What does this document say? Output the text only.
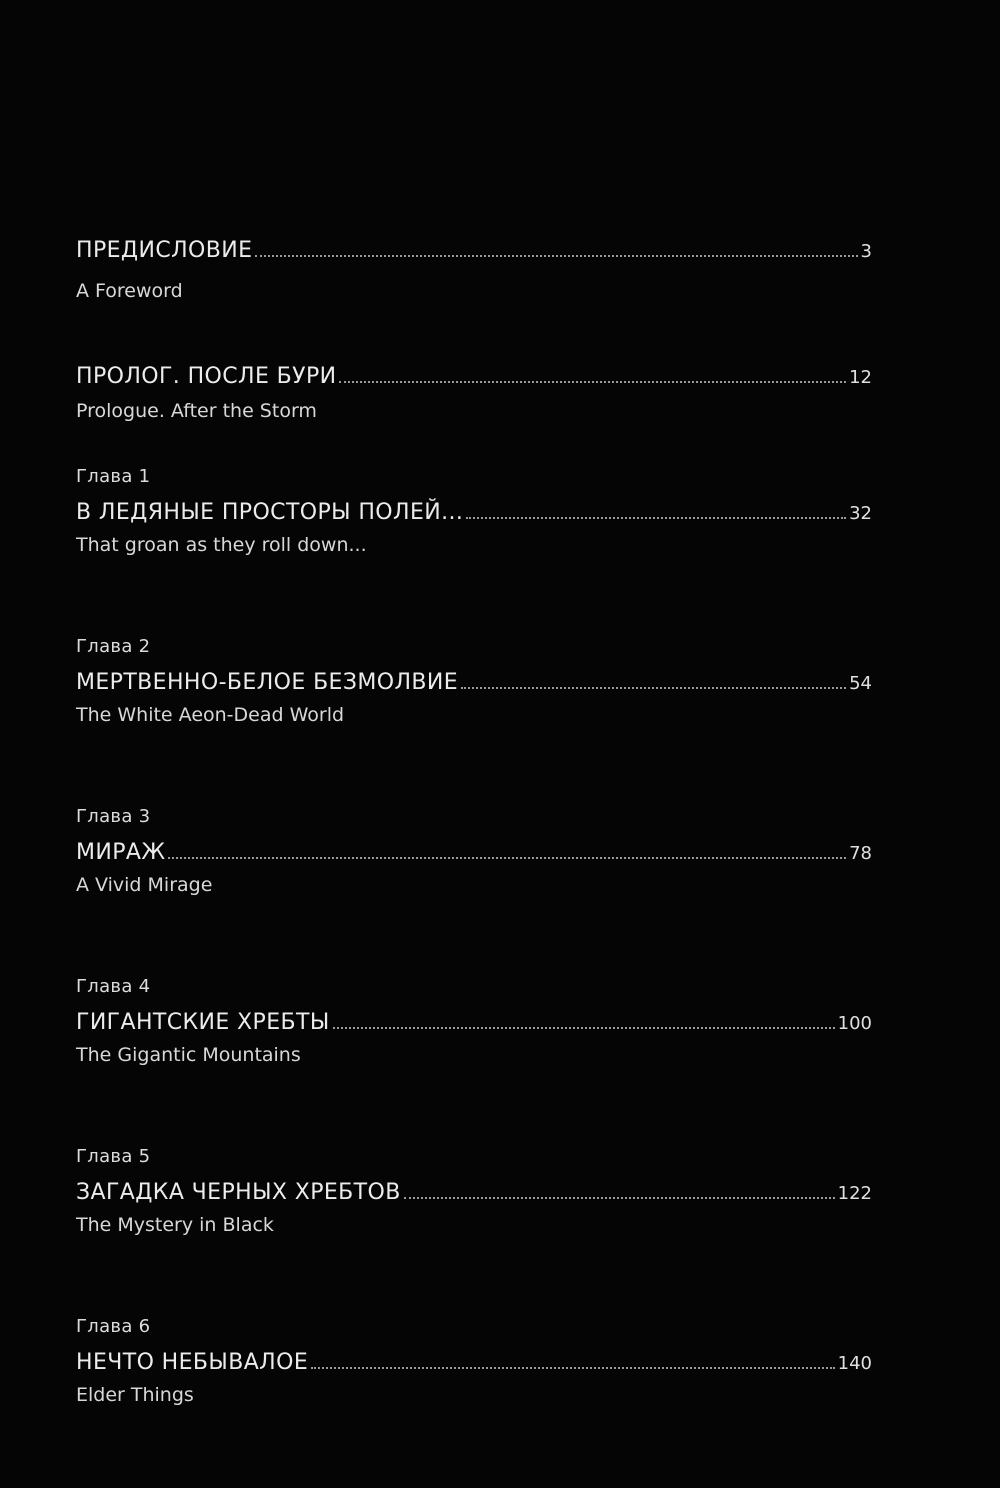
ПРЕДИСЛОВИЕ	3
A Foreword
ПРОЛОГ. ПОСЛЕ БУРИ	12
Prologue. After the Storm
Глава 1
В ЛЕДЯНЫЕ ПРОСТОРЫ ПОЛЕЙ...	32
That groan as they roll down...
Глава 2
МЕРТВЕННО-БЕЛОЕ БЕЗМОЛВИЕ	54
The White Aeon-Dead World
Глава 3
МИРАЖ	78
A Vivid Mirage
Глава 4
ГИГАНТСКИЕ ХРЕБТЫ	100
The Gigantic Mountains
Глава 5
ЗАГАДКА ЧЕРНЫХ ХРЕБТОВ	122
The Mystery in Black
Глава 6
НЕЧТО НЕБЫВАЛОЕ	140
Elder Things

^^^^^^^^^^^^^^^^

• WHAT IS BEING ASKED:
Read through the entries and copy each line in which "Глава" appears.

• OUTPUT FOR THIS EXERCISE:
Глава 1
Глава 2
Глава 3
Глава 4
Глава 5
Глава 6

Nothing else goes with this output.